**Directions:**
Select all lines in the records that include "screenshot".

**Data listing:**
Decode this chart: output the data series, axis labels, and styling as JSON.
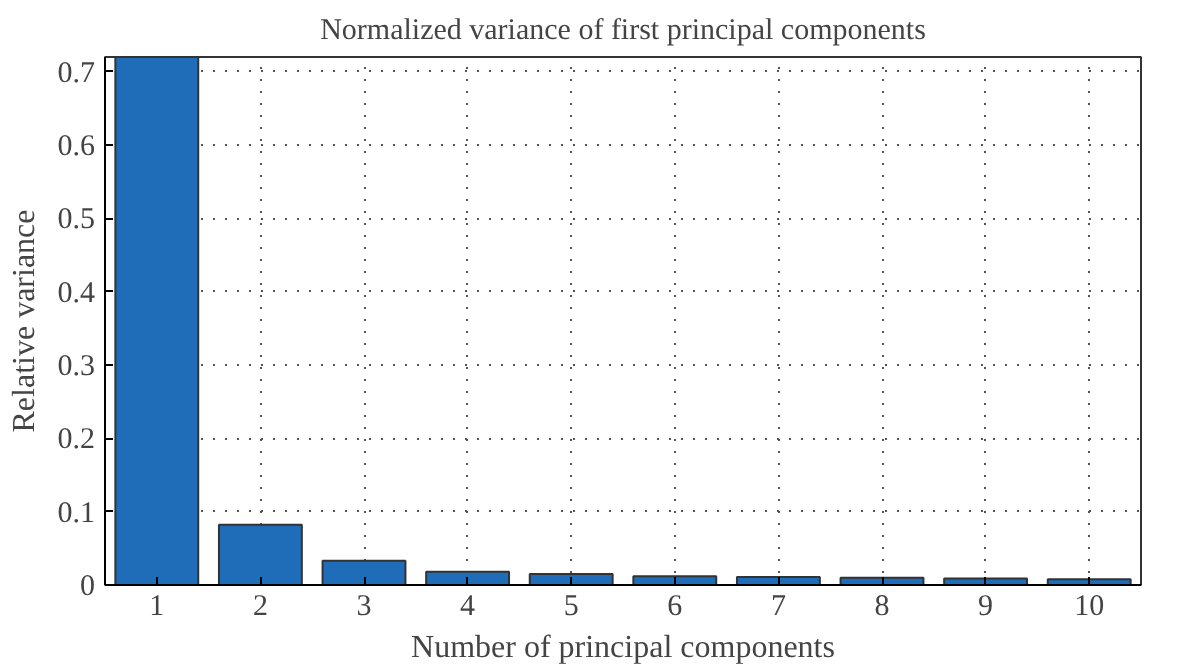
{
  "chart_data": {
    "type": "bar",
    "title": "Normalized variance of first principal components",
    "xlabel": "Number of principal components",
    "ylabel": "Relative variance",
    "x": [
      1,
      2,
      3,
      4,
      5,
      6,
      7,
      8,
      9,
      10
    ],
    "values": [
      0.72,
      0.082,
      0.033,
      0.018,
      0.015,
      0.012,
      0.011,
      0.01,
      0.009,
      0.008
    ],
    "color": "#1f6db8",
    "xlim": [
      0.5,
      10.5
    ],
    "xticks": [
      1,
      2,
      3,
      4,
      5,
      6,
      7,
      8,
      9,
      10
    ],
    "ylim": [
      0,
      0.72
    ],
    "yticks": [
      0,
      0.1,
      0.2,
      0.3,
      0.4,
      0.5,
      0.6,
      0.7
    ],
    "grid": true
  }
}
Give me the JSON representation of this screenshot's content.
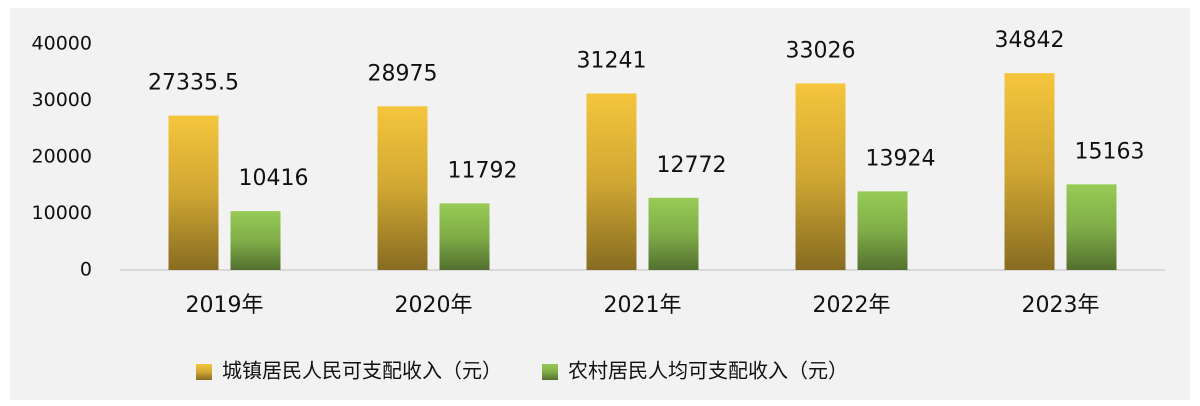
{
  "chart_data": {
    "type": "bar",
    "categories": [
      "2019年",
      "2020年",
      "2021年",
      "2022年",
      "2023年"
    ],
    "series": [
      {
        "name": "城镇居民人民可支配收入（元）",
        "color": "#f5c53c",
        "values": [
          27335.5,
          28975,
          31241,
          33026,
          34842
        ]
      },
      {
        "name": "农村居民人均可支配收入（元）",
        "color": "#97cb55",
        "values": [
          10416,
          11792,
          12772,
          13924,
          15163
        ]
      }
    ],
    "ylim": [
      0,
      40000
    ],
    "yticks": [
      0,
      10000,
      20000,
      30000,
      40000
    ],
    "grid": false,
    "legend": "bottom"
  }
}
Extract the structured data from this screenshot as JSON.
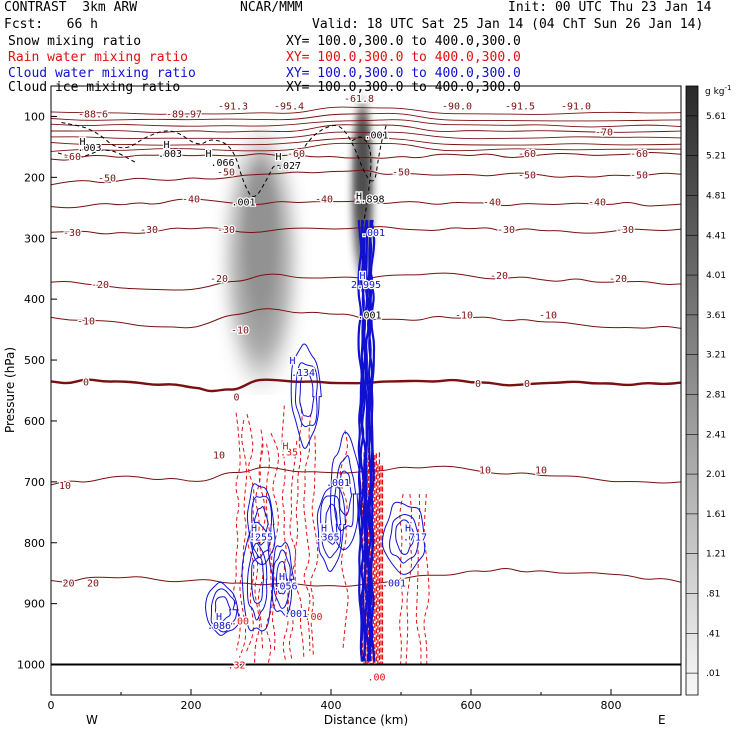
{
  "header": {
    "model": "CONTRAST  3km ARW",
    "center": "NCAR/MMM",
    "init": "Init: 00 UTC Thu 23 Jan 14",
    "fcst": "Fcst:   66 h",
    "valid": "Valid: 18 UTC Sat 25 Jan 14 (04 ChT Sun 26 Jan 14)"
  },
  "fields": [
    {
      "label": "Snow mixing ratio",
      "xy": "XY= 100.0,300.0 to 400.0,300.0",
      "color": "#000000"
    },
    {
      "label": "Rain water mixing ratio",
      "xy": "XY= 100.0,300.0 to 400.0,300.0",
      "color": "#e01010"
    },
    {
      "label": "Cloud water mixing ratio",
      "xy": "XY= 100.0,300.0 to 400.0,300.0",
      "color": "#1010d0"
    },
    {
      "label": "Cloud ice mixing ratio",
      "xy": "XY= 100.0,300.0 to 400.0,300.0",
      "color": "#000000"
    }
  ],
  "chart_data": {
    "type": "cross-section contour",
    "xlabel": "Distance (km)",
    "ylabel": "Pressure (hPa)",
    "xlim": [
      0,
      900
    ],
    "ylim": [
      1050,
      50
    ],
    "x_ticks": [
      "0",
      "200",
      "400",
      "600",
      "800"
    ],
    "y_ticks": [
      "100",
      "200",
      "300",
      "400",
      "500",
      "600",
      "700",
      "800",
      "900",
      "1000"
    ],
    "x_end_labels": {
      "left": "W",
      "right": "E"
    },
    "colorbar": {
      "unit": "g kg",
      "unit_exponent": "-1",
      "ticks": [
        ".01",
        ".41",
        ".81",
        "1.21",
        "1.61",
        "2.01",
        "2.41",
        "2.81",
        "3.21",
        "3.61",
        "4.01",
        "4.41",
        "4.81",
        "5.21",
        "5.61"
      ],
      "cmap": [
        "#f7f7f7",
        "#333333"
      ]
    },
    "temperature_contours": [
      {
        "value": "0",
        "levels": [
          [
            0,
            535
          ],
          [
            100,
            535
          ],
          [
            200,
            545
          ],
          [
            250,
            548
          ],
          [
            300,
            532
          ],
          [
            400,
            538
          ],
          [
            500,
            535
          ],
          [
            600,
            537
          ],
          [
            700,
            538
          ],
          [
            800,
            538
          ],
          [
            900,
            537
          ]
        ],
        "bold": true
      },
      {
        "value": "-10",
        "levels": [
          [
            0,
            430
          ],
          [
            100,
            438
          ],
          [
            200,
            448
          ],
          [
            300,
            415
          ],
          [
            400,
            425
          ],
          [
            500,
            433
          ],
          [
            600,
            430
          ],
          [
            700,
            438
          ],
          [
            800,
            447
          ],
          [
            900,
            448
          ]
        ]
      },
      {
        "value": "-20",
        "levels": [
          [
            0,
            372
          ],
          [
            100,
            382
          ],
          [
            200,
            385
          ],
          [
            300,
            360
          ],
          [
            400,
            365
          ],
          [
            500,
            360
          ],
          [
            600,
            362
          ],
          [
            700,
            368
          ],
          [
            800,
            372
          ],
          [
            900,
            375
          ]
        ]
      },
      {
        "value": "-30",
        "levels": [
          [
            0,
            290
          ],
          [
            100,
            290
          ],
          [
            200,
            285
          ],
          [
            300,
            290
          ],
          [
            400,
            285
          ],
          [
            500,
            285
          ],
          [
            600,
            285
          ],
          [
            700,
            288
          ],
          [
            800,
            289
          ],
          [
            900,
            285
          ]
        ]
      },
      {
        "value": "-40",
        "levels": [
          [
            0,
            248
          ],
          [
            100,
            246
          ],
          [
            200,
            235
          ],
          [
            300,
            245
          ],
          [
            400,
            240
          ],
          [
            500,
            240
          ],
          [
            600,
            242
          ],
          [
            700,
            244
          ],
          [
            800,
            245
          ],
          [
            900,
            244
          ]
        ]
      },
      {
        "value": "-50",
        "levels": [
          [
            0,
            212
          ],
          [
            100,
            205
          ],
          [
            200,
            200
          ],
          [
            300,
            195
          ],
          [
            400,
            190
          ],
          [
            500,
            193
          ],
          [
            600,
            195
          ],
          [
            700,
            196
          ],
          [
            800,
            196
          ],
          [
            900,
            195
          ]
        ]
      },
      {
        "value": "-60",
        "levels": [
          [
            0,
            170
          ],
          [
            100,
            168
          ],
          [
            200,
            165
          ],
          [
            300,
            160
          ],
          [
            400,
            165
          ],
          [
            500,
            165
          ],
          [
            600,
            165
          ],
          [
            700,
            163
          ],
          [
            800,
            163
          ],
          [
            900,
            162
          ]
        ]
      },
      {
        "value": "10",
        "levels": [
          [
            0,
            705
          ],
          [
            100,
            690
          ],
          [
            200,
            700
          ],
          [
            300,
            675
          ],
          [
            400,
            685
          ],
          [
            500,
            675
          ],
          [
            600,
            680
          ],
          [
            700,
            690
          ],
          [
            800,
            700
          ],
          [
            900,
            700
          ]
        ]
      },
      {
        "value": "20",
        "levels": [
          [
            0,
            862
          ],
          [
            100,
            858
          ],
          [
            200,
            862
          ],
          [
            300,
            870
          ],
          [
            400,
            870
          ],
          [
            500,
            860
          ],
          [
            600,
            845
          ],
          [
            700,
            845
          ],
          [
            800,
            852
          ],
          [
            900,
            865
          ]
        ]
      }
    ],
    "contour_value_labels": [
      {
        "text": "-88.6",
        "x": 60,
        "p": 95,
        "color": "#7a1010"
      },
      {
        "text": "-89.97",
        "x": 190,
        "p": 95,
        "color": "#7a1010"
      },
      {
        "text": "-91.3",
        "x": 260,
        "p": 82,
        "color": "#7a1010"
      },
      {
        "text": "-95.4",
        "x": 340,
        "p": 82,
        "color": "#7a1010"
      },
      {
        "text": "-61.8",
        "x": 440,
        "p": 70,
        "color": "#7a1010"
      },
      {
        "text": "-90.0",
        "x": 580,
        "p": 82,
        "color": "#7a1010"
      },
      {
        "text": "-91.5",
        "x": 670,
        "p": 82,
        "color": "#7a1010"
      },
      {
        "text": "-91.0",
        "x": 750,
        "p": 82,
        "color": "#7a1010"
      },
      {
        "text": "-70",
        "x": 790,
        "p": 125,
        "color": "#7a1010"
      },
      {
        "text": "-60",
        "x": 30,
        "p": 165,
        "color": "#7a1010"
      },
      {
        "text": "-60",
        "x": 350,
        "p": 160,
        "color": "#7a1010"
      },
      {
        "text": "-60",
        "x": 680,
        "p": 160,
        "color": "#7a1010"
      },
      {
        "text": "-60",
        "x": 840,
        "p": 160,
        "color": "#7a1010"
      },
      {
        "text": "-50",
        "x": 80,
        "p": 200,
        "color": "#7a1010"
      },
      {
        "text": "-50",
        "x": 250,
        "p": 190,
        "color": "#7a1010"
      },
      {
        "text": "-50",
        "x": 500,
        "p": 190,
        "color": "#7a1010"
      },
      {
        "text": "-50",
        "x": 680,
        "p": 195,
        "color": "#7a1010"
      },
      {
        "text": "-50",
        "x": 840,
        "p": 195,
        "color": "#7a1010"
      },
      {
        "text": "-40",
        "x": 200,
        "p": 235,
        "color": "#7a1010"
      },
      {
        "text": "-40",
        "x": 390,
        "p": 235,
        "color": "#7a1010"
      },
      {
        "text": "-40",
        "x": 630,
        "p": 240,
        "color": "#7a1010"
      },
      {
        "text": "-40",
        "x": 780,
        "p": 240,
        "color": "#7a1010"
      },
      {
        "text": "-30",
        "x": 30,
        "p": 290,
        "color": "#7a1010"
      },
      {
        "text": "-30",
        "x": 140,
        "p": 285,
        "color": "#7a1010"
      },
      {
        "text": "-30",
        "x": 250,
        "p": 285,
        "color": "#7a1010"
      },
      {
        "text": "-30",
        "x": 650,
        "p": 285,
        "color": "#7a1010"
      },
      {
        "text": "-30",
        "x": 820,
        "p": 285,
        "color": "#7a1010"
      },
      {
        "text": "-20",
        "x": 70,
        "p": 375,
        "color": "#7a1010"
      },
      {
        "text": "-20",
        "x": 240,
        "p": 365,
        "color": "#7a1010"
      },
      {
        "text": "-20",
        "x": 640,
        "p": 360,
        "color": "#7a1010"
      },
      {
        "text": "-20",
        "x": 810,
        "p": 365,
        "color": "#7a1010"
      },
      {
        "text": "-10",
        "x": 50,
        "p": 435,
        "color": "#7a1010"
      },
      {
        "text": "-10",
        "x": 270,
        "p": 450,
        "color": "#7a1010"
      },
      {
        "text": "-10",
        "x": 590,
        "p": 425,
        "color": "#7a1010"
      },
      {
        "text": "-10",
        "x": 710,
        "p": 425,
        "color": "#7a1010"
      },
      {
        "text": "0",
        "x": 50,
        "p": 535,
        "color": "#7a1010"
      },
      {
        "text": "0",
        "x": 265,
        "p": 560,
        "color": "#7a1010"
      },
      {
        "text": "0",
        "x": 610,
        "p": 538,
        "color": "#7a1010"
      },
      {
        "text": "0",
        "x": 680,
        "p": 538,
        "color": "#7a1010"
      },
      {
        "text": "10",
        "x": 20,
        "p": 705,
        "color": "#7a1010"
      },
      {
        "text": "10",
        "x": 240,
        "p": 655,
        "color": "#7a1010"
      },
      {
        "text": "10",
        "x": 620,
        "p": 680,
        "color": "#7a1010"
      },
      {
        "text": "10",
        "x": 700,
        "p": 680,
        "color": "#7a1010"
      },
      {
        "text": "20",
        "x": 25,
        "p": 865,
        "color": "#7a1010"
      },
      {
        "text": "20",
        "x": 60,
        "p": 865,
        "color": "#7a1010"
      },
      {
        "text": ".003",
        "x": 55,
        "p": 150,
        "color": "#000000"
      },
      {
        "text": ".003",
        "x": 170,
        "p": 160,
        "color": "#000000"
      },
      {
        "text": ".066",
        "x": 245,
        "p": 175,
        "color": "#000000"
      },
      {
        "text": ".027",
        "x": 340,
        "p": 180,
        "color": "#000000"
      },
      {
        "text": ".001",
        "x": 275,
        "p": 240,
        "color": "#000000"
      },
      {
        "text": ".001",
        "x": 465,
        "p": 130,
        "color": "#000000"
      },
      {
        "text": "1.898",
        "x": 455,
        "p": 235,
        "color": "#000000"
      },
      {
        "text": ".001",
        "x": 455,
        "p": 425,
        "color": "#000000"
      },
      {
        "text": ".001",
        "x": 460,
        "p": 290,
        "color": "#1010d0"
      },
      {
        "text": "2.995",
        "x": 450,
        "p": 375,
        "color": "#1010d0"
      },
      {
        "text": ".134",
        "x": 360,
        "p": 520,
        "color": "#1010d0"
      },
      {
        "text": ".001",
        "x": 410,
        "p": 700,
        "color": "#1010d0"
      },
      {
        "text": ".255",
        "x": 300,
        "p": 790,
        "color": "#1010d0"
      },
      {
        "text": ".365",
        "x": 395,
        "p": 790,
        "color": "#1010d0"
      },
      {
        "text": ".717",
        "x": 520,
        "p": 790,
        "color": "#1010d0"
      },
      {
        "text": ".056",
        "x": 335,
        "p": 870,
        "color": "#1010d0"
      },
      {
        "text": ".001",
        "x": 350,
        "p": 915,
        "color": "#1010d0"
      },
      {
        "text": ".001",
        "x": 490,
        "p": 865,
        "color": "#1010d0"
      },
      {
        "text": ".086",
        "x": 240,
        "p": 935,
        "color": "#1010d0"
      },
      {
        "text": ".35",
        "x": 340,
        "p": 650,
        "color": "#e01010"
      },
      {
        "text": ".00",
        "x": 270,
        "p": 928,
        "color": "#e01010"
      },
      {
        "text": ".32",
        "x": 265,
        "p": 1000,
        "color": "#e01010"
      },
      {
        "text": ".00",
        "x": 375,
        "p": 920,
        "color": "#e01010"
      },
      {
        "text": ".00",
        "x": 465,
        "p": 1020,
        "color": "#e01010"
      }
    ],
    "h_markers": [
      {
        "x": 45,
        "p": 140,
        "color": "#000000"
      },
      {
        "x": 165,
        "p": 145,
        "color": "#000000"
      },
      {
        "x": 225,
        "p": 160,
        "color": "#000000"
      },
      {
        "x": 325,
        "p": 165,
        "color": "#000000"
      },
      {
        "x": 440,
        "p": 230,
        "color": "#000000"
      },
      {
        "x": 445,
        "p": 360,
        "color": "#1010d0"
      },
      {
        "x": 345,
        "p": 500,
        "color": "#1010d0"
      },
      {
        "x": 335,
        "p": 640,
        "color": "#e01010"
      },
      {
        "x": 290,
        "p": 775,
        "color": "#1010d0"
      },
      {
        "x": 390,
        "p": 775,
        "color": "#1010d0"
      },
      {
        "x": 510,
        "p": 775,
        "color": "#1010d0"
      },
      {
        "x": 330,
        "p": 855,
        "color": "#1010d0"
      },
      {
        "x": 240,
        "p": 920,
        "color": "#1010d0"
      }
    ],
    "snow_plumes": [
      {
        "x_center": 300,
        "x_width": 90,
        "p_top": 150,
        "p_bottom": 520,
        "max_value": 3.0
      },
      {
        "x_center": 445,
        "x_width": 30,
        "p_top": 80,
        "p_bottom": 360,
        "max_value": 5.5
      }
    ],
    "cloud_ice_outline": [
      {
        "x_center": 420,
        "p_top": 120,
        "p_bottom": 250,
        "value": ".001"
      },
      {
        "x_center": 170,
        "p_top": 120,
        "p_bottom": 180,
        "value": ".003"
      }
    ]
  }
}
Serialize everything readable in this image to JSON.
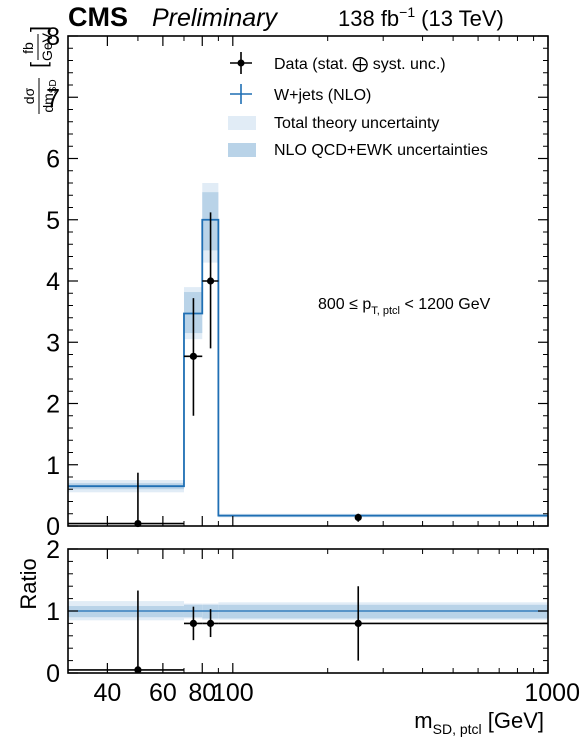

**Complete response:**
Give me the JSON representation of this screenshot's content.
Extract the structured data from this screenshot as JSON.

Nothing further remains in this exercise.